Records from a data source

★ ★ ★ ★

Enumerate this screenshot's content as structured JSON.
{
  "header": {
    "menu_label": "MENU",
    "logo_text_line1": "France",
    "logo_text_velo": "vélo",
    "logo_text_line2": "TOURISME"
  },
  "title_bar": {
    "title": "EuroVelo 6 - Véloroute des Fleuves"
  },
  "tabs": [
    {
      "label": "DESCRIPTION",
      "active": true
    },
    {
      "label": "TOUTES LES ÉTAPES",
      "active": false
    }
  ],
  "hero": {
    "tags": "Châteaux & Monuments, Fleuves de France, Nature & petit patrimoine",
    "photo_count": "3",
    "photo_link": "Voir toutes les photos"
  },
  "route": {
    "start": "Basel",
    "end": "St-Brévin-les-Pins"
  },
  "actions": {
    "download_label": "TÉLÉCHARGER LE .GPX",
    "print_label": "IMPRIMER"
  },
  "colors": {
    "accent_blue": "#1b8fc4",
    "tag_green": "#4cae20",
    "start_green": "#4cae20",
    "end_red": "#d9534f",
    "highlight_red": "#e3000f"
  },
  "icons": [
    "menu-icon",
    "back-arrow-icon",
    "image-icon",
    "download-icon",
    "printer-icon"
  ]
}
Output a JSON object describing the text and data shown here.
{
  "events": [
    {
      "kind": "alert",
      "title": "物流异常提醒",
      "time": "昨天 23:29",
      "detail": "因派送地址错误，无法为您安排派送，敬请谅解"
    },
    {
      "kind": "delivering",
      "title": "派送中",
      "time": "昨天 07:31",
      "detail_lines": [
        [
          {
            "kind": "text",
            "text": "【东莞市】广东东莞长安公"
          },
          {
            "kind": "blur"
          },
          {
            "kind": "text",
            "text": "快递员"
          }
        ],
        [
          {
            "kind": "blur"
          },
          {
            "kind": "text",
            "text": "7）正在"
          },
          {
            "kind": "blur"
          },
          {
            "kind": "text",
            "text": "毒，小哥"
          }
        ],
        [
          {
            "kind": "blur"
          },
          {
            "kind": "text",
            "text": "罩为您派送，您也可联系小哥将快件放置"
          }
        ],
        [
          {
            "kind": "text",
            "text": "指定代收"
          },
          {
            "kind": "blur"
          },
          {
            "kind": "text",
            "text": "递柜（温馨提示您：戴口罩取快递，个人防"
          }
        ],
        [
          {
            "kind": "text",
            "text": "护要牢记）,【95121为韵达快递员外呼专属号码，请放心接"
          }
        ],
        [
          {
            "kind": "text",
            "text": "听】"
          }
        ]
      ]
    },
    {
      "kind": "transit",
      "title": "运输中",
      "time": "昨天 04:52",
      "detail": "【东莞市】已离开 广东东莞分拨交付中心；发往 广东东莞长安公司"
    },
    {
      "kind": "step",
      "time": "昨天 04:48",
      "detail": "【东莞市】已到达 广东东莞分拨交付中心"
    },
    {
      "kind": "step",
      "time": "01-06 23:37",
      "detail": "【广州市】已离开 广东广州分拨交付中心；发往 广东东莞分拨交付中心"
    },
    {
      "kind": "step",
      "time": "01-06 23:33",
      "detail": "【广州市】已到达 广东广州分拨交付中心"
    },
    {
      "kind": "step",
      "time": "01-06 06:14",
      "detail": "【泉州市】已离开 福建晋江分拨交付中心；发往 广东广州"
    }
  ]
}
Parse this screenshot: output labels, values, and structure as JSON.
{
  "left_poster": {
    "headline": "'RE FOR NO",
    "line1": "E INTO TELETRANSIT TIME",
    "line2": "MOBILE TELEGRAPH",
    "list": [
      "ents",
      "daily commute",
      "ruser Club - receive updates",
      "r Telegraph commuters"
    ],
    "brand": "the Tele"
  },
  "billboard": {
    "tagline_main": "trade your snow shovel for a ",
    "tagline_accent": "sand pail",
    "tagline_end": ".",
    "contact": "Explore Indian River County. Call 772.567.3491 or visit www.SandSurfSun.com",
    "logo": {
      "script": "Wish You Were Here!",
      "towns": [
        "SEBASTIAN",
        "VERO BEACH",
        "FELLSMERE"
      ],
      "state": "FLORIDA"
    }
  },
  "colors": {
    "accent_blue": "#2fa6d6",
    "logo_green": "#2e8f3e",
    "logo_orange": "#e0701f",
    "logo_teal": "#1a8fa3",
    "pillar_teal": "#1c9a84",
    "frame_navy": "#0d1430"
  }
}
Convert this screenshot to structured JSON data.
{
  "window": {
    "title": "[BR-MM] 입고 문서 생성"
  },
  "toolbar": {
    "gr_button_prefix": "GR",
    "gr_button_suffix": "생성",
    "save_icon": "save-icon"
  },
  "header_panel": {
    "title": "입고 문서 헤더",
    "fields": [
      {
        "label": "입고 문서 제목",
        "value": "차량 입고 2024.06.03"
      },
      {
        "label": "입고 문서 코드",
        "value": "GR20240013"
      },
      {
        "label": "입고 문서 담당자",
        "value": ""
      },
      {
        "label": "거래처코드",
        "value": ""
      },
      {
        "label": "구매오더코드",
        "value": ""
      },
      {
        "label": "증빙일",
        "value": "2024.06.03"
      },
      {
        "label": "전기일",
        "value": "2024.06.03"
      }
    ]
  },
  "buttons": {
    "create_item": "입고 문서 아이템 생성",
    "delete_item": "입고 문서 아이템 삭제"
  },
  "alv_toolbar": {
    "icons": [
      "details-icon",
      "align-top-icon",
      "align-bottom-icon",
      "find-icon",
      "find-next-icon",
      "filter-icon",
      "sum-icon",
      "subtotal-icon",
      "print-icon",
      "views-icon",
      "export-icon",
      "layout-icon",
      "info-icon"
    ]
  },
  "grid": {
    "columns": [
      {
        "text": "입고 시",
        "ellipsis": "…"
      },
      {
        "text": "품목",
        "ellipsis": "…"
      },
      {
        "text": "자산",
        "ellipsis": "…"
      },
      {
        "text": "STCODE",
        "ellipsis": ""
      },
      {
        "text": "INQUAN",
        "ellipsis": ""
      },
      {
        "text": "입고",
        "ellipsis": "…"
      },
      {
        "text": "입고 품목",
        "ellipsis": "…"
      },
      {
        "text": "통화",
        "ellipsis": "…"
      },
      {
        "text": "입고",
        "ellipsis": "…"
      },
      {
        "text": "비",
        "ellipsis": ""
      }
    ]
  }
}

★ ★ ★ ★

_Your task_
Using the listing above, pick out each line that contains the word "France", then copy it.

_Response below_
    "logo_text_line1": "France",
    "tags": "Châteaux & Monuments, Fleuves de France, Nature & petit patrimoine",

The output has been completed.